**SET TASK**: State how many lines of the entries contain the string "frags", treating uppercase and lowercase as different. Reply with the number alone.

Bounding box annotations
<<<<

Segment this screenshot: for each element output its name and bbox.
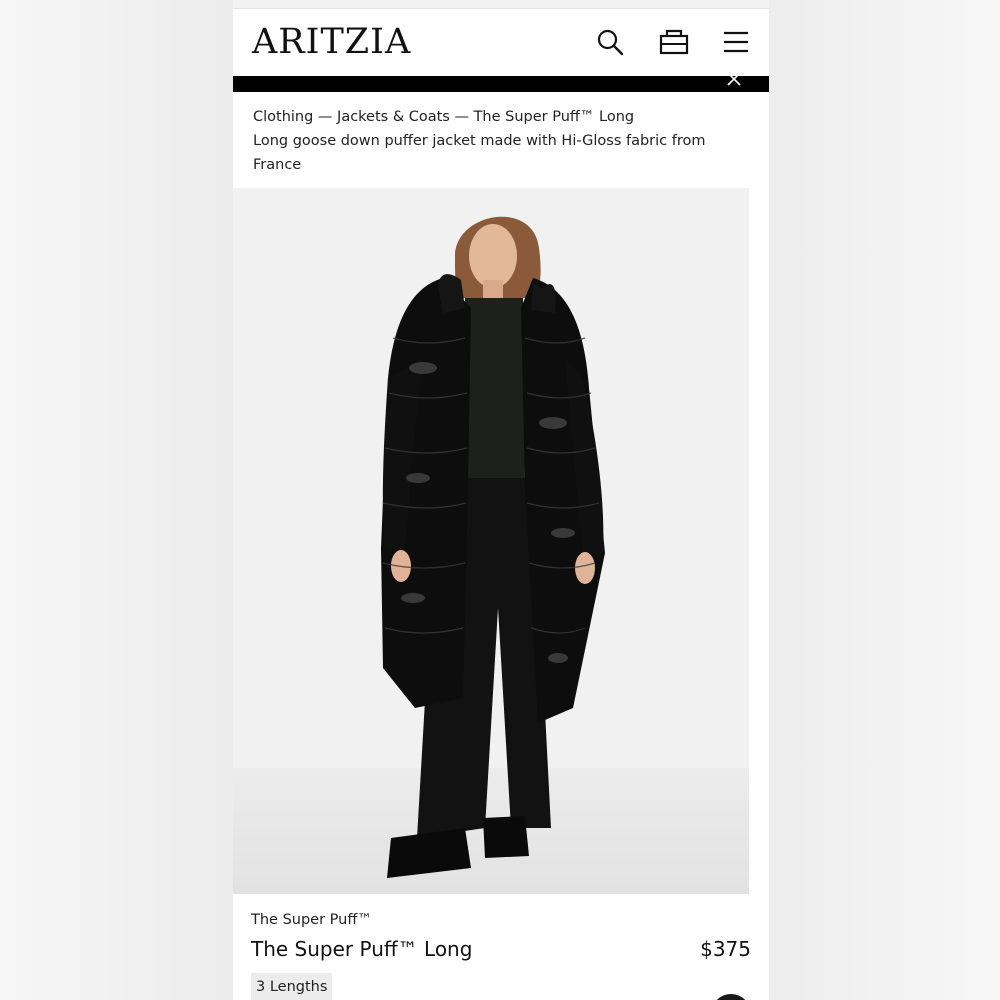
product-price: $375 xyxy=(700,937,751,961)
product-description: Long goose down puffer jacket made with … xyxy=(253,133,706,173)
product-name: The Super Puff™ Long xyxy=(251,937,473,961)
product-brand[interactable]: The Super Puff™ xyxy=(251,912,372,928)
menu-icon[interactable] xyxy=(719,25,753,59)
breadcrumb: Clothing — Jackets & Coats — The Super P… xyxy=(253,105,723,177)
banner-text xyxy=(375,76,379,81)
mobile-page: ARITZIA Clothing — Jackets & Coats — The… xyxy=(233,0,769,1000)
shopping-bag-icon[interactable] xyxy=(657,25,691,59)
product-image[interactable] xyxy=(233,188,769,894)
breadcrumb-path[interactable]: Clothing — Jackets & Coats — The Super P… xyxy=(253,105,723,129)
status-strip xyxy=(233,0,769,9)
background-left xyxy=(0,0,233,1000)
length-variant-chip[interactable]: 3 Lengths xyxy=(251,973,333,1000)
search-icon[interactable] xyxy=(593,25,627,59)
promo-banner xyxy=(233,76,769,92)
model-wearing-jacket xyxy=(381,216,605,878)
background-right xyxy=(769,0,1000,1000)
chat-button[interactable] xyxy=(711,994,751,1000)
brand-logo[interactable]: ARITZIA xyxy=(252,22,411,62)
site-header: ARITZIA xyxy=(233,9,769,76)
close-icon[interactable] xyxy=(725,76,743,88)
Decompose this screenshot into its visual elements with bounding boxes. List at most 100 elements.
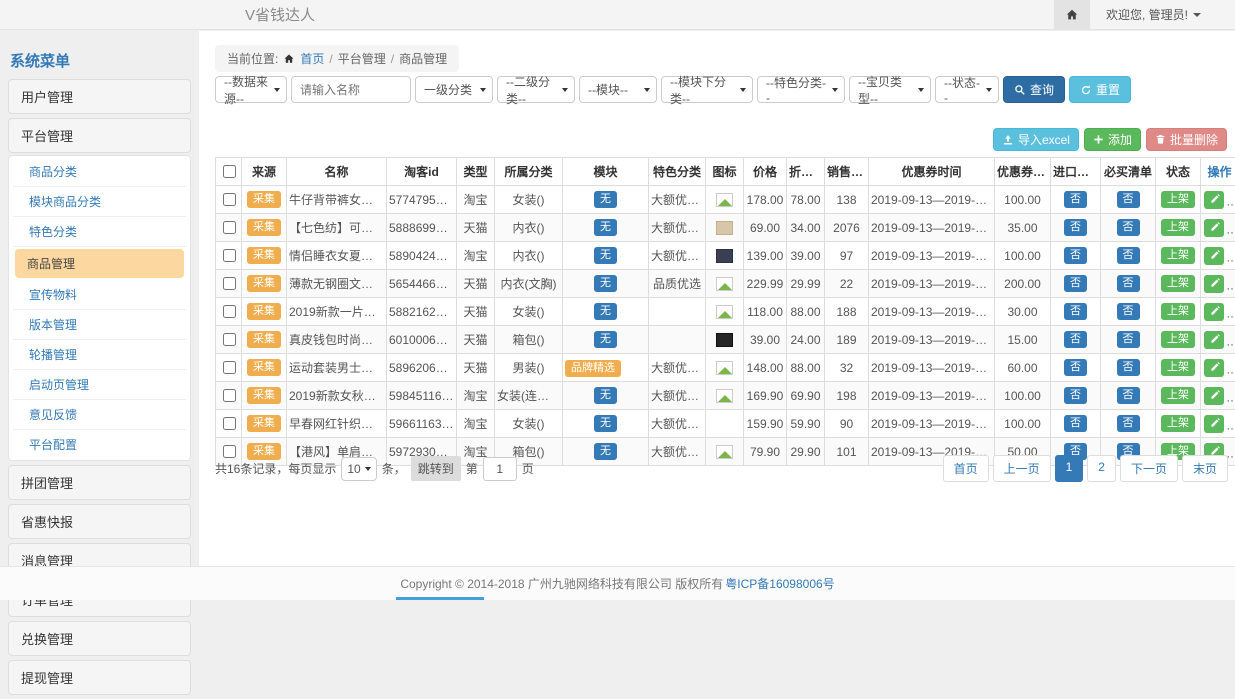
page-button[interactable]: 末页: [1182, 455, 1228, 482]
status-toggle[interactable]: 上架: [1161, 303, 1195, 320]
row-checkbox[interactable]: [223, 333, 236, 346]
add-button[interactable]: 添加: [1084, 128, 1141, 151]
per-page-select[interactable]: 10: [341, 457, 376, 481]
breadcrumb-item-home[interactable]: 首页: [300, 50, 324, 67]
sidebar-section[interactable]: 拼团管理: [8, 465, 191, 500]
import-excel-button[interactable]: 导入excel: [993, 128, 1079, 151]
sidebar-item-active[interactable]: 商品管理: [15, 249, 184, 278]
page-button[interactable]: 首页: [943, 455, 989, 482]
edit-button[interactable]: [1204, 191, 1224, 209]
import-select-toggle[interactable]: 否: [1064, 415, 1087, 432]
must-buy-toggle[interactable]: 否: [1117, 219, 1140, 236]
status-toggle[interactable]: 上架: [1161, 191, 1195, 208]
sidebar-item[interactable]: 启动页管理: [13, 370, 186, 400]
status-toggle[interactable]: 上架: [1161, 359, 1195, 376]
page-button[interactable]: 2: [1087, 455, 1116, 482]
search-button[interactable]: 查询: [1003, 76, 1065, 103]
filter-select[interactable]: --特色分类--: [757, 76, 845, 103]
icp-link[interactable]: 粤ICP备16098006号: [725, 575, 834, 592]
row-checkbox[interactable]: [223, 249, 236, 262]
sidebar-section[interactable]: 平台管理: [8, 118, 191, 153]
row-checkbox[interactable]: [223, 417, 236, 430]
row-checkbox[interactable]: [223, 221, 236, 234]
import-select-toggle[interactable]: 否: [1064, 191, 1087, 208]
import-select-toggle[interactable]: 否: [1064, 275, 1087, 292]
reset-button[interactable]: 重置: [1069, 76, 1131, 103]
status-cell: 上架: [1156, 186, 1201, 214]
sidebar-section[interactable]: 兑换管理: [8, 621, 191, 656]
status-toggle[interactable]: 上架: [1161, 275, 1195, 292]
sidebar-item[interactable]: 版本管理: [13, 310, 186, 340]
edit-button[interactable]: [1204, 415, 1224, 433]
import-select-toggle[interactable]: 否: [1064, 247, 1087, 264]
name-search-input[interactable]: [291, 76, 411, 103]
edit-button[interactable]: [1204, 331, 1224, 349]
must-buy-toggle[interactable]: 否: [1117, 191, 1140, 208]
import-select-cell: 否: [1051, 382, 1101, 410]
import-select-toggle[interactable]: 否: [1064, 387, 1087, 404]
must-buy-toggle[interactable]: 否: [1117, 359, 1140, 376]
sidebar-item[interactable]: 轮播管理: [13, 340, 186, 370]
edit-button[interactable]: [1204, 219, 1224, 237]
home-button[interactable]: [1054, 0, 1090, 29]
status-toggle[interactable]: 上架: [1161, 415, 1195, 432]
edit-button[interactable]: [1204, 359, 1224, 377]
sidebar-section[interactable]: 提现管理: [8, 660, 191, 695]
page-button-active[interactable]: 1: [1055, 455, 1084, 482]
page-button[interactable]: 上一页: [993, 455, 1051, 482]
caret-down-icon: [644, 88, 650, 92]
filter-select[interactable]: --状态--: [935, 76, 999, 103]
sidebar-item[interactable]: 意见反馈: [13, 400, 186, 430]
module-cell: 无: [563, 242, 649, 270]
filter-select[interactable]: --二级分类--: [497, 76, 575, 103]
import-select-toggle[interactable]: 否: [1064, 331, 1087, 348]
select-all-checkbox[interactable]: [223, 165, 236, 178]
sidebar-item[interactable]: 模块商品分类: [13, 187, 186, 217]
status-toggle[interactable]: 上架: [1161, 387, 1195, 404]
import-select-toggle[interactable]: 否: [1064, 219, 1087, 236]
must-buy-toggle[interactable]: 否: [1117, 331, 1140, 348]
filter-select[interactable]: --模块下分类--: [661, 76, 753, 103]
status-toggle[interactable]: 上架: [1161, 247, 1195, 264]
price: 159.90: [744, 410, 787, 438]
edit-button[interactable]: [1204, 247, 1224, 265]
coupon-time: 2019-09-13—2019-09-20: [869, 326, 995, 354]
product-name: 运动套装男士卫衣初秋...: [287, 354, 387, 382]
status-toggle[interactable]: 上架: [1161, 331, 1195, 348]
sidebar-section[interactable]: 用户管理: [8, 79, 191, 114]
must-buy-toggle[interactable]: 否: [1117, 387, 1140, 404]
sidebar-item[interactable]: 商品分类: [13, 157, 186, 187]
status-toggle[interactable]: 上架: [1161, 219, 1195, 236]
row-checkbox[interactable]: [223, 193, 236, 206]
batch-delete-button[interactable]: 批量删除: [1146, 128, 1227, 151]
edit-button[interactable]: [1204, 275, 1224, 293]
row-checkbox[interactable]: [223, 305, 236, 318]
sidebar-section[interactable]: 省惠快报: [8, 504, 191, 539]
must-buy-toggle[interactable]: 否: [1117, 247, 1140, 264]
taoke-id: 588869917501: [387, 214, 457, 242]
data-source-select[interactable]: --数据来源--: [215, 76, 287, 103]
page-button[interactable]: 下一页: [1120, 455, 1178, 482]
import-select-toggle[interactable]: 否: [1064, 359, 1087, 376]
filter-select[interactable]: --模块--: [579, 76, 657, 103]
source-cell: 采集: [242, 270, 287, 298]
edit-button[interactable]: [1204, 387, 1224, 405]
sidebar-item[interactable]: 宣传物料: [13, 280, 186, 310]
filter-select[interactable]: --宝贝类型--: [849, 76, 931, 103]
must-buy-toggle[interactable]: 否: [1117, 415, 1140, 432]
user-menu[interactable]: 欢迎您, 管理员!: [1090, 6, 1235, 23]
record-summary: 共16条记录，每页显示: [215, 460, 336, 477]
import-select-toggle[interactable]: 否: [1064, 303, 1087, 320]
sidebar-item[interactable]: 平台配置: [13, 430, 186, 459]
sidebar-item[interactable]: 特色分类: [13, 217, 186, 247]
row-checkbox[interactable]: [223, 277, 236, 290]
jump-page-input[interactable]: [483, 457, 517, 481]
must-buy-cell: 否: [1101, 242, 1156, 270]
jump-button[interactable]: 跳转到: [411, 456, 461, 481]
must-buy-toggle[interactable]: 否: [1117, 303, 1140, 320]
filter-select[interactable]: 一级分类: [415, 76, 493, 103]
must-buy-toggle[interactable]: 否: [1117, 275, 1140, 292]
edit-button[interactable]: [1204, 303, 1224, 321]
row-checkbox[interactable]: [223, 361, 236, 374]
row-checkbox[interactable]: [223, 389, 236, 402]
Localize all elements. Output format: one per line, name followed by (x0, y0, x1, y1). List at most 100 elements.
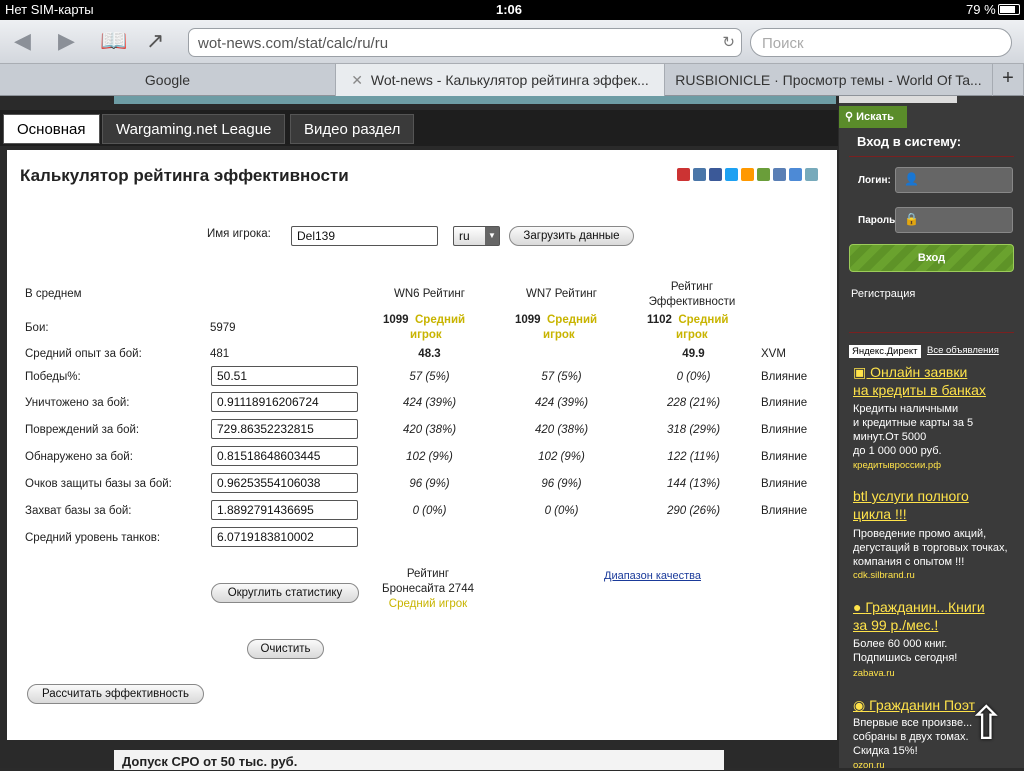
vk-icon[interactable] (693, 168, 706, 181)
bottom-banner[interactable]: Допуск СРО от 50 тыс. руб. (114, 750, 724, 770)
wins-wn7: 57 (5%) (541, 371, 582, 383)
scroll-to-top-icon[interactable]: ⇧ (967, 696, 1006, 750)
load-data-button[interactable]: Загрузить данные (509, 226, 634, 246)
wn6-header: WN6 Рейтинг (394, 288, 465, 300)
tab-google[interactable]: Google (0, 64, 336, 96)
lock-icon: 🔒 (904, 212, 919, 226)
forward-icon[interactable]: ▶ (58, 28, 75, 54)
login-button[interactable]: Вход (849, 244, 1014, 272)
bookmarks-icon[interactable]: 📖 (100, 28, 127, 54)
damage-wn6: 420 (38%) (402, 424, 457, 436)
ad-3-title[interactable]: ● Гражданин...Книги за 99 р./мес.! (853, 598, 985, 634)
close-tab-icon[interactable]: ✕ (351, 72, 363, 88)
site-search-button[interactable]: ⚲ Искать (839, 106, 907, 128)
clear-button[interactable]: Очистить (247, 639, 324, 659)
damage-input[interactable]: 729.86352232815 (211, 419, 358, 439)
capture-label: Захват базы за бой: (25, 505, 132, 517)
tier-label: Средний уровень танков: (25, 532, 161, 544)
back-icon[interactable]: ◀ (14, 28, 31, 54)
tab-wot-news[interactable]: ✕ Wot-news - Калькулятор рейтинга эффек..… (336, 64, 665, 96)
divider (849, 332, 1014, 333)
frags-label: Уничтожено за бой: (25, 397, 130, 409)
sidebar-search-field[interactable] (839, 96, 957, 103)
ad-4-title[interactable]: ◉ Гражданин Поэт (853, 696, 975, 714)
ad-4-text: Впервые все произве... собраны в двух то… (853, 717, 973, 757)
more-share-icon[interactable] (805, 168, 818, 181)
damage-eff: 318 (29%) (666, 424, 721, 436)
login-header: Вход в систему: (857, 134, 962, 149)
ad-3-domain[interactable]: zabava.ru (853, 668, 895, 679)
reload-icon[interactable]: ↻ (722, 33, 735, 51)
spotted-influence: Влияние (761, 451, 808, 463)
wn6-exp: 48.3 (418, 348, 441, 360)
tier-input[interactable]: 6.0719183810002 (211, 527, 358, 547)
wn6-grade: игрок (410, 329, 442, 341)
wins-influence: Влияние (761, 371, 808, 383)
ad-icon: ▣ (853, 364, 871, 380)
menu-video[interactable]: Видео раздел (290, 114, 415, 144)
calculator-panel: Калькулятор рейтинга эффективности Имя и… (7, 150, 837, 740)
wn6-rating: 1099 Средний (383, 314, 466, 326)
defense-wn6: 96 (9%) (409, 478, 450, 490)
xvm-label: XVM (761, 348, 786, 360)
odnoklassniki-icon[interactable] (741, 168, 754, 181)
ad-2-text: Проведение промо акций, дегустаций в тор… (853, 528, 1008, 568)
facebook-icon[interactable] (709, 168, 722, 181)
bookmark-share-icon[interactable] (789, 168, 802, 181)
ad-1-title[interactable]: ▣ Онлайн заявки на кредиты в банках (853, 363, 986, 399)
ad-1-domain[interactable]: кредитывроссии.рф (853, 460, 941, 471)
login-input[interactable]: 👤 (895, 167, 1013, 193)
register-link[interactable]: Регистрация (851, 288, 915, 300)
clock: 1:06 (496, 2, 523, 17)
ad-4-domain[interactable]: ozon.ru (853, 760, 885, 771)
player-label: Имя игрока: (207, 228, 271, 240)
yandex-direct-label[interactable]: Яндекс.Директ (849, 345, 921, 358)
ad-icon: ◉ (853, 697, 870, 713)
avg-exp-label: Средний опыт за бой: (25, 348, 142, 360)
share-icon-1[interactable] (677, 168, 690, 181)
quality-range-link[interactable]: Диапазон качества (604, 570, 701, 582)
frags-wn6: 424 (39%) (402, 397, 457, 409)
password-input[interactable]: 🔒 (895, 207, 1013, 233)
defense-influence: Влияние (761, 478, 808, 490)
tab-bar: Google ✕ Wot-news - Калькулятор рейтинга … (0, 64, 1024, 96)
ad-1-text: Кредиты наличными и кредитные карты за 5… (853, 403, 974, 457)
spotted-label: Обнаружено за бой: (25, 451, 133, 463)
ad-2-domain[interactable]: cdk.silbrand.ru (853, 570, 915, 581)
all-ads-link[interactable]: Все объявления (927, 345, 999, 356)
spotted-wn7: 102 (9%) (538, 451, 585, 463)
capture-input[interactable]: 1.8892791436695 (211, 500, 358, 520)
tab-rusbionicle[interactable]: RUSBIONICLE · Просмотр темы - World Of T… (665, 64, 993, 96)
share-icon[interactable]: ↗ (146, 28, 164, 54)
capture-wn6: 0 (0%) (412, 505, 447, 517)
frags-eff: 228 (21%) (666, 397, 721, 409)
round-stats-button[interactable]: Округлить статистику (211, 583, 359, 603)
battery-icon (998, 4, 1020, 15)
calculate-button[interactable]: Рассчитать эффективность (27, 684, 204, 704)
moimir-icon[interactable] (757, 168, 770, 181)
address-bar[interactable]: wot-news.com/stat/calc/ru/ru ↻ (188, 28, 742, 57)
site-menu: Основная Wargaming.net League Видео разд… (0, 110, 838, 146)
ad-icon: ● (853, 599, 866, 615)
login-label: Логин: (858, 175, 891, 186)
search-input[interactable]: Поиск (750, 28, 1012, 57)
wn7-grade: игрок (543, 329, 575, 341)
frags-input[interactable]: 0.91118916206724 (211, 392, 358, 412)
ad-3-text: Более 60 000 книг. Подпишись сегодня! (853, 638, 958, 664)
new-tab-button[interactable]: + (993, 64, 1024, 96)
spotted-input[interactable]: 0.81518648603445 (211, 446, 358, 466)
twitter-icon[interactable] (725, 168, 738, 181)
eff-grade: игрок (676, 329, 708, 341)
player-name-input[interactable]: Del139 (291, 226, 438, 246)
server-select[interactable]: ru ▼ (453, 226, 500, 246)
menu-main[interactable]: Основная (3, 114, 100, 144)
battles-label: Бои: (25, 322, 49, 334)
status-bar: Нет SIM-карты 1:06 79 % (0, 0, 1024, 20)
frags-influence: Влияние (761, 397, 808, 409)
wins-input[interactable]: 50.51 (211, 366, 358, 386)
menu-league[interactable]: Wargaming.net League (102, 114, 286, 144)
damage-wn7: 420 (38%) (534, 424, 589, 436)
livejournal-icon[interactable] (773, 168, 786, 181)
defense-input[interactable]: 0.96253554106038 (211, 473, 358, 493)
ad-2-title[interactable]: btl услуги полного цикла !!! (853, 487, 969, 523)
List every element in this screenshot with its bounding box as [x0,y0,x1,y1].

>>>>

**TASK RESULT**: 5